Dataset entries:
━━━━━━

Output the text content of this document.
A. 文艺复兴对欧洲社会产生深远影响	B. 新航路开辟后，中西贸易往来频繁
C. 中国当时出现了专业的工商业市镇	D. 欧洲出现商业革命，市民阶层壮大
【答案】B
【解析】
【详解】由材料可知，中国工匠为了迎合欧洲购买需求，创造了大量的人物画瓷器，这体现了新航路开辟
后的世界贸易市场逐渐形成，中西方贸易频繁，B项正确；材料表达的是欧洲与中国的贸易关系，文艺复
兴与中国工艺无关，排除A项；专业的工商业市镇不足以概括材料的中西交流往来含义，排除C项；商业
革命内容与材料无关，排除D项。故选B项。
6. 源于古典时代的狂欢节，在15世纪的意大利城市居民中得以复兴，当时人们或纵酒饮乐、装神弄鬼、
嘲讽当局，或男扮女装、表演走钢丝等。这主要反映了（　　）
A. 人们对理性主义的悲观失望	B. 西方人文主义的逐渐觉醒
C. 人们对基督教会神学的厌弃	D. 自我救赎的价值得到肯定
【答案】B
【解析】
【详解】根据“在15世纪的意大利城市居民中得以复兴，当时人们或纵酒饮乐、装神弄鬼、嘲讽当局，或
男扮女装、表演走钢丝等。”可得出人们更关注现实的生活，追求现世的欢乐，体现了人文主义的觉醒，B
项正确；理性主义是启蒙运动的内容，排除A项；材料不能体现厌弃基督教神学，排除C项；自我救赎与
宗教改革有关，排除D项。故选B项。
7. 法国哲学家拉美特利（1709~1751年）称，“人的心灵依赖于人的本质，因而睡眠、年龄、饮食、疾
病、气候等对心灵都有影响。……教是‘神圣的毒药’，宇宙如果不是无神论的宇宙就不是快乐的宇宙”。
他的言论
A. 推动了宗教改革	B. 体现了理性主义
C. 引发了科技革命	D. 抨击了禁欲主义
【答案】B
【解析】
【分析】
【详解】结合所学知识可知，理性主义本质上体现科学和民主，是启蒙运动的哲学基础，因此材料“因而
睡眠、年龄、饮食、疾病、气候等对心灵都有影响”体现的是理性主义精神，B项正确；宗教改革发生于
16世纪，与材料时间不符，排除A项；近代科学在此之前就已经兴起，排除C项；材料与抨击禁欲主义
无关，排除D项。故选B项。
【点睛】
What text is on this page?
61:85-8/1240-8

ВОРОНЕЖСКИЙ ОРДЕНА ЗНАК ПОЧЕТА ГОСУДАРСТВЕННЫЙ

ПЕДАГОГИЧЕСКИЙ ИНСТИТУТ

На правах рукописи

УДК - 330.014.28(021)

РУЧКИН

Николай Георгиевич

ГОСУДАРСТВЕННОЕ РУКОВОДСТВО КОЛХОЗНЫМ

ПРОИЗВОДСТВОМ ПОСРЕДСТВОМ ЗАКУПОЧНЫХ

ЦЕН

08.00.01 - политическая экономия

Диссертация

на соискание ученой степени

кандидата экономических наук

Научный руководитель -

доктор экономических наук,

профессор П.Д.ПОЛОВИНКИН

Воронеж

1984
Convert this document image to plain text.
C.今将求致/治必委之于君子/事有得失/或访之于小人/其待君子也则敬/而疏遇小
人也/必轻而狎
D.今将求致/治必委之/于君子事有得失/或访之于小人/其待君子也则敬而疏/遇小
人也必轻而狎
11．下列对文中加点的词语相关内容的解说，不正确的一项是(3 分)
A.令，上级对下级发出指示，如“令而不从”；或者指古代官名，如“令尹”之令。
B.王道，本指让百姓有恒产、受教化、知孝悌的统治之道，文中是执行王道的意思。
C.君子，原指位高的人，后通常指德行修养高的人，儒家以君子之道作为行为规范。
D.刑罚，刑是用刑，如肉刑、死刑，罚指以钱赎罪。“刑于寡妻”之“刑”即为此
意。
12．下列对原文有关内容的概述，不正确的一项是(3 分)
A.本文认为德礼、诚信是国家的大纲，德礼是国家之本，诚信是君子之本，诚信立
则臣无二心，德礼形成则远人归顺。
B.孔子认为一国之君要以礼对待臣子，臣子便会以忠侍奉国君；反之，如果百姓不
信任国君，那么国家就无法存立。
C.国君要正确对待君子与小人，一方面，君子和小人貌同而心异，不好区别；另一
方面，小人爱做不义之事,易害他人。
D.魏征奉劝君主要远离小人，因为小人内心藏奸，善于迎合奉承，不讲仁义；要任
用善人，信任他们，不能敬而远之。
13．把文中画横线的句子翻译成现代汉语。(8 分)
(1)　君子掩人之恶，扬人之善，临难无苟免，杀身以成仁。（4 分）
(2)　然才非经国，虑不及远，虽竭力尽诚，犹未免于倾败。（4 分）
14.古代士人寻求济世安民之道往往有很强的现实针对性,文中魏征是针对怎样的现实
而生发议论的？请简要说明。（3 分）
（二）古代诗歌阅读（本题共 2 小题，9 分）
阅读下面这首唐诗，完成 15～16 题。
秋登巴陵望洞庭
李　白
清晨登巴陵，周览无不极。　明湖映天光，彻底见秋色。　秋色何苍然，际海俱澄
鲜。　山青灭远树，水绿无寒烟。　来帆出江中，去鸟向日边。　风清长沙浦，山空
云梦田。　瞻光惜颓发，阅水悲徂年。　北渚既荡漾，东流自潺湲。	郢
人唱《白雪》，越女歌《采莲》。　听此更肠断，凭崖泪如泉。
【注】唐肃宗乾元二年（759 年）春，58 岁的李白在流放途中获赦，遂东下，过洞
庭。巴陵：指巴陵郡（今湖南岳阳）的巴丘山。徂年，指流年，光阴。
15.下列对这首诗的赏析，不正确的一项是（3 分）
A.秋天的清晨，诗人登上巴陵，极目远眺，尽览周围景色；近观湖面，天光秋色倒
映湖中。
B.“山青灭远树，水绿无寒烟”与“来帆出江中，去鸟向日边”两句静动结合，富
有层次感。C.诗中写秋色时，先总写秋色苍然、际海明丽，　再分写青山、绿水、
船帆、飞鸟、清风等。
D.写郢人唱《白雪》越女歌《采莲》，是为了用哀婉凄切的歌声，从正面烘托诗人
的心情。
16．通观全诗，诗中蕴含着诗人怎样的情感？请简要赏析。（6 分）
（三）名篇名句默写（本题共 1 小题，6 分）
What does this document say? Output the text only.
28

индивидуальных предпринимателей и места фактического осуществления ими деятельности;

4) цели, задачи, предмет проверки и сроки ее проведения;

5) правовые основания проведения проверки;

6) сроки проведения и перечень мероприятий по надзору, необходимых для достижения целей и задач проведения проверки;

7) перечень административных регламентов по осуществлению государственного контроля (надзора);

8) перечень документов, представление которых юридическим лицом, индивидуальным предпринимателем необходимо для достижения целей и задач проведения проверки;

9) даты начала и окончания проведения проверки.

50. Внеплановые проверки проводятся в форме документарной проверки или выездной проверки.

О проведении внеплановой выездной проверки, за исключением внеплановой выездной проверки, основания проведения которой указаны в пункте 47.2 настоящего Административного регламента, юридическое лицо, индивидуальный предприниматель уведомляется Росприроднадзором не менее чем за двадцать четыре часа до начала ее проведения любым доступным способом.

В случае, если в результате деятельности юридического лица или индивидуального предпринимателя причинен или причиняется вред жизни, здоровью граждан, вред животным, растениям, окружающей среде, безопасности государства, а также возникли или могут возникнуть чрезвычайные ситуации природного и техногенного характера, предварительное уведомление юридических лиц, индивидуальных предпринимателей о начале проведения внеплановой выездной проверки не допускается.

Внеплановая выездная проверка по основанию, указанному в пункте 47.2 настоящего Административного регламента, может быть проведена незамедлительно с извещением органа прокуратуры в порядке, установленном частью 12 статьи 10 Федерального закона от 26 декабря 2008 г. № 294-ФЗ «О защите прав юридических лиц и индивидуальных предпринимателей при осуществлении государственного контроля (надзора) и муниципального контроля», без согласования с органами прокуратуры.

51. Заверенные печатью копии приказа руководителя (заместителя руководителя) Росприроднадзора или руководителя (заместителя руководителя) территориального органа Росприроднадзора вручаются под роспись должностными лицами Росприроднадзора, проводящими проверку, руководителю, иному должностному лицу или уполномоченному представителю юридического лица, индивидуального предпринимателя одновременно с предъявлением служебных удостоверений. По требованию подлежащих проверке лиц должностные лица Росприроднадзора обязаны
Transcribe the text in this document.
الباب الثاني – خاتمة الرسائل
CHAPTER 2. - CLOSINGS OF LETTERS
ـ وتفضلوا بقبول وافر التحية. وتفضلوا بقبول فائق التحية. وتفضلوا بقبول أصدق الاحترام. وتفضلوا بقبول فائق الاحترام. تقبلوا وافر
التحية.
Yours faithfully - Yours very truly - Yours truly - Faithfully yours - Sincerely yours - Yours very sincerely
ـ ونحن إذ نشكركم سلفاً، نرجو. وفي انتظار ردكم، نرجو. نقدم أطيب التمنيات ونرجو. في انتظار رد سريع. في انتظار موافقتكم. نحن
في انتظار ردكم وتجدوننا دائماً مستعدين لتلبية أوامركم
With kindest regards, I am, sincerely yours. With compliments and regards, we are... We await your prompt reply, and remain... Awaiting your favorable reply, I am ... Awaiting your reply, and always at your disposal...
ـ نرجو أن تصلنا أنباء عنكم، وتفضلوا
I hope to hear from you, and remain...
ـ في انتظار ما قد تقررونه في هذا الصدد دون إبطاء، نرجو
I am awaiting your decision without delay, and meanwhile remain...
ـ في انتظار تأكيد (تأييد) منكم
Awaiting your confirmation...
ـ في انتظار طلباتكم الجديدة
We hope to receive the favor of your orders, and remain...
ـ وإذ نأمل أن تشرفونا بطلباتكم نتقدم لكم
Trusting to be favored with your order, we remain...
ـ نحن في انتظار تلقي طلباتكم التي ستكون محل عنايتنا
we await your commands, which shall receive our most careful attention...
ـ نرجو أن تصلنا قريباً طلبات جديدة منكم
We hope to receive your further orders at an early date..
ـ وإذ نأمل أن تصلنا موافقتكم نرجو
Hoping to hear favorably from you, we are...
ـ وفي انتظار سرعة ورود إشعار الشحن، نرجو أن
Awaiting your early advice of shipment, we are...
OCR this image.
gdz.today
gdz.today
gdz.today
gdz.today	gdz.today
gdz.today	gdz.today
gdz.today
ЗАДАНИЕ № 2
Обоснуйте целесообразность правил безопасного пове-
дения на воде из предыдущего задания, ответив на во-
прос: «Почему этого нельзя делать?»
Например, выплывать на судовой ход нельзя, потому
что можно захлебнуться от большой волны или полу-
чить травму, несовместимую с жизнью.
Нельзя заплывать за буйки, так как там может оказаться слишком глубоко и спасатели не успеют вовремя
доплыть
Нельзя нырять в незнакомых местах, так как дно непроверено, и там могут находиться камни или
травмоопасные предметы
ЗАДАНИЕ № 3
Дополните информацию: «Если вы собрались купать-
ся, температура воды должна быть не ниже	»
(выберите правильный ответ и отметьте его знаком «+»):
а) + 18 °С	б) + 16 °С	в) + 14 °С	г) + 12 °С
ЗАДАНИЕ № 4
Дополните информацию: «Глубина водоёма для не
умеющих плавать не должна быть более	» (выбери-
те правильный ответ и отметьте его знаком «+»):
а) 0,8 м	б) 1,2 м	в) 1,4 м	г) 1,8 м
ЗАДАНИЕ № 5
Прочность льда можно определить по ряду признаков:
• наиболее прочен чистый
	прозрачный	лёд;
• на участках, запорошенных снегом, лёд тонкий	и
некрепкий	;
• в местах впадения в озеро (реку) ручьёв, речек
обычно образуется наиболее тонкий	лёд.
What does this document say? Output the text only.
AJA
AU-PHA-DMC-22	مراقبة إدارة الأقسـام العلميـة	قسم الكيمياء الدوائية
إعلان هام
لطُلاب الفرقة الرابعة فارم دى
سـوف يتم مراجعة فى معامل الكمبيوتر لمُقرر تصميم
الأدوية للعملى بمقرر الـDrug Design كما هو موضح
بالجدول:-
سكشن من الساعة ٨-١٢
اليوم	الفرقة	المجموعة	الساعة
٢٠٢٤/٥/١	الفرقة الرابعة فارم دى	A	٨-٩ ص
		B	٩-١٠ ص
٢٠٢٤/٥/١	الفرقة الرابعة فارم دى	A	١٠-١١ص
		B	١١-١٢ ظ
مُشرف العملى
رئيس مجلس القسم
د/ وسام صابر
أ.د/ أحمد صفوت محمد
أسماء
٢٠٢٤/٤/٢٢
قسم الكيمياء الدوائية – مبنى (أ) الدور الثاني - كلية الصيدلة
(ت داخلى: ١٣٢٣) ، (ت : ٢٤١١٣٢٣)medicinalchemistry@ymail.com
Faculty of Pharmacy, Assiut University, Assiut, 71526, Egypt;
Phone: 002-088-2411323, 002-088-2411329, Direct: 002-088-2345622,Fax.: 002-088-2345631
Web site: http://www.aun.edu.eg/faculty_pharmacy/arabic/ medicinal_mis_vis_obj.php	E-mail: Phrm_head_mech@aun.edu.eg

━━━━━━

Written problem: In the records above, collect each line with "موافقتكم".

Task answer:
ـ ونحن إذ نشكركم سلفاً، نرجو. وفي انتظار ردكم، نرجو. نقدم أطيب التمنيات ونرجو. في انتظار رد سريع. في انتظار موافقتكم. نحن
ـ وإذ نأمل أن تصلنا موافقتكم نرجو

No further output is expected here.